_The request_
Give back the full listing, character for character, with no pictures.

(Excerpts from a figure dataset)
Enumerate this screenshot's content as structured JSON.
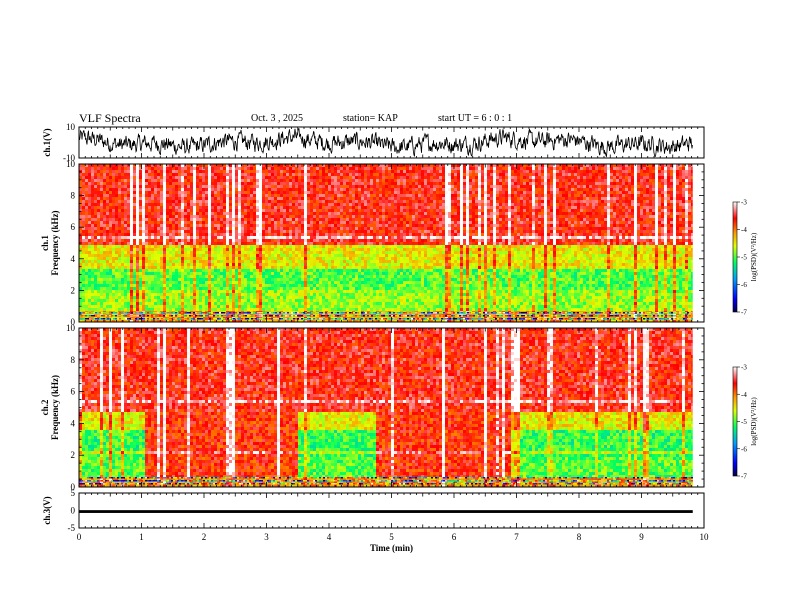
{
  "header": {
    "title": "VLF Spectra",
    "date": "Oct. 3 , 2025",
    "station": "station= KAP",
    "start_ut": "start UT =  6 : 0 : 1"
  },
  "chart_data": [
    {
      "type": "line",
      "name": "ch1-waveform",
      "ylabel": "ch.1(V)",
      "ylim": [
        -10,
        10
      ],
      "yticks": [
        "10",
        "-10"
      ],
      "xlim": [
        0,
        10
      ],
      "duration_min": 9.82,
      "description_of_series": "noisy broadband waveform, amplitude mostly between -7 V and +7 V"
    },
    {
      "type": "heatmap",
      "name": "ch1-spectrogram",
      "ylabel_line1": "ch.1",
      "ylabel_line2": "Frequency (kHz)",
      "ylim": [
        0,
        10
      ],
      "yticks": [
        "0",
        "2",
        "4",
        "6",
        "8",
        "10"
      ],
      "xlim": [
        0,
        10
      ],
      "duration_min": 9.82,
      "colorbar": {
        "label": "log(PSD)(V²/Hz)",
        "range": [
          -7,
          -3
        ],
        "ticks": [
          "-3",
          "-4",
          "-5",
          "-6",
          "-7"
        ]
      },
      "bands": [
        {
          "from_khz": 0.0,
          "to_khz": 0.8,
          "log_psd": -4.2
        },
        {
          "from_khz": 0.8,
          "to_khz": 2.2,
          "log_psd": -4.8
        },
        {
          "from_khz": 2.2,
          "to_khz": 3.4,
          "log_psd": -5.0
        },
        {
          "from_khz": 3.4,
          "to_khz": 4.9,
          "log_psd": -4.5
        },
        {
          "from_khz": 4.9,
          "to_khz": 10.0,
          "log_psd": -3.6
        }
      ]
    },
    {
      "type": "heatmap",
      "name": "ch2-spectrogram",
      "ylabel_line1": "ch.2",
      "ylabel_line2": "Frequency (kHz)",
      "ylim": [
        0,
        10
      ],
      "yticks": [
        "0",
        "2",
        "4",
        "6",
        "8",
        "10"
      ],
      "xlim": [
        0,
        10
      ],
      "duration_min": 9.82,
      "colorbar": {
        "label": "log(PSD)(V²/Hz)",
        "range": [
          -7,
          -3
        ],
        "ticks": [
          "-3",
          "-4",
          "-5",
          "-6",
          "-7"
        ]
      },
      "bands": [
        {
          "from_khz": 0.0,
          "to_khz": 0.6,
          "log_psd": -4.1
        },
        {
          "from_khz": 0.6,
          "to_khz": 2.0,
          "log_psd": -5.0
        },
        {
          "from_khz": 2.0,
          "to_khz": 3.6,
          "log_psd": -5.1
        },
        {
          "from_khz": 3.6,
          "to_khz": 4.8,
          "log_psd": -4.5
        },
        {
          "from_khz": 4.8,
          "to_khz": 10.0,
          "log_psd": -3.6
        }
      ],
      "interference_intervals_min": [
        [
          1.03,
          3.48
        ],
        [
          4.75,
          6.88
        ]
      ],
      "interference_log_psd": -3.7
    },
    {
      "type": "line",
      "name": "ch3-waveform",
      "ylabel": "ch.3(V)",
      "ylim": [
        -5,
        5
      ],
      "yticks": [
        "5",
        "0",
        "-5"
      ],
      "xlim": [
        0,
        10
      ],
      "duration_min": 9.82,
      "band_center_v": -0.3,
      "band_halfwidth_v": 0.4,
      "xlabel": "Time (min)",
      "xticks": [
        "0",
        "1",
        "2",
        "3",
        "4",
        "5",
        "6",
        "7",
        "8",
        "9",
        "10"
      ]
    }
  ]
}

_Written answer_
Enumerate this screenshot's content as structured JSON.
{
  "header": {
    "title": "VLF Spectra",
    "date": "Oct. 3 , 2025",
    "station": "station= KAP",
    "start_ut": "start UT =  6 : 0 : 1"
  },
  "chart_data": [
    {
      "type": "line",
      "name": "ch1-waveform",
      "ylabel": "ch.1(V)",
      "ylim": [
        -10,
        10
      ],
      "yticks": [
        "10",
        "-10"
      ],
      "xlim": [
        0,
        10
      ],
      "duration_min": 9.82,
      "description_of_series": "noisy broadband waveform, amplitude mostly between -7 V and +7 V"
    },
    {
      "type": "heatmap",
      "name": "ch1-spectrogram",
      "ylabel_line1": "ch.1",
      "ylabel_line2": "Frequency (kHz)",
      "ylim": [
        0,
        10
      ],
      "yticks": [
        "0",
        "2",
        "4",
        "6",
        "8",
        "10"
      ],
      "xlim": [
        0,
        10
      ],
      "duration_min": 9.82,
      "colorbar": {
        "label": "log(PSD)(V²/Hz)",
        "range": [
          -7,
          -3
        ],
        "ticks": [
          "-3",
          "-4",
          "-5",
          "-6",
          "-7"
        ]
      },
      "bands": [
        {
          "from_khz": 0.0,
          "to_khz": 0.8,
          "log_psd": -4.2
        },
        {
          "from_khz": 0.8,
          "to_khz": 2.2,
          "log_psd": -4.8
        },
        {
          "from_khz": 2.2,
          "to_khz": 3.4,
          "log_psd": -5.0
        },
        {
          "from_khz": 3.4,
          "to_khz": 4.9,
          "log_psd": -4.5
        },
        {
          "from_khz": 4.9,
          "to_khz": 10.0,
          "log_psd": -3.6
        }
      ]
    },
    {
      "type": "heatmap",
      "name": "ch2-spectrogram",
      "ylabel_line1": "ch.2",
      "ylabel_line2": "Frequency (kHz)",
      "ylim": [
        0,
        10
      ],
      "yticks": [
        "0",
        "2",
        "4",
        "6",
        "8",
        "10"
      ],
      "xlim": [
        0,
        10
      ],
      "duration_min": 9.82,
      "colorbar": {
        "label": "log(PSD)(V²/Hz)",
        "range": [
          -7,
          -3
        ],
        "ticks": [
          "-3",
          "-4",
          "-5",
          "-6",
          "-7"
        ]
      },
      "bands": [
        {
          "from_khz": 0.0,
          "to_khz": 0.6,
          "log_psd": -4.1
        },
        {
          "from_khz": 0.6,
          "to_khz": 2.0,
          "log_psd": -5.0
        },
        {
          "from_khz": 2.0,
          "to_khz": 3.6,
          "log_psd": -5.1
        },
        {
          "from_khz": 3.6,
          "to_khz": 4.8,
          "log_psd": -4.5
        },
        {
          "from_khz": 4.8,
          "to_khz": 10.0,
          "log_psd": -3.6
        }
      ],
      "interference_intervals_min": [
        [
          1.03,
          3.48
        ],
        [
          4.75,
          6.88
        ]
      ],
      "interference_log_psd": -3.7
    },
    {
      "type": "line",
      "name": "ch3-waveform",
      "ylabel": "ch.3(V)",
      "ylim": [
        -5,
        5
      ],
      "yticks": [
        "5",
        "0",
        "-5"
      ],
      "xlim": [
        0,
        10
      ],
      "duration_min": 9.82,
      "band_center_v": -0.3,
      "band_halfwidth_v": 0.4,
      "xlabel": "Time (min)",
      "xticks": [
        "0",
        "1",
        "2",
        "3",
        "4",
        "5",
        "6",
        "7",
        "8",
        "9",
        "10"
      ]
    }
  ]
}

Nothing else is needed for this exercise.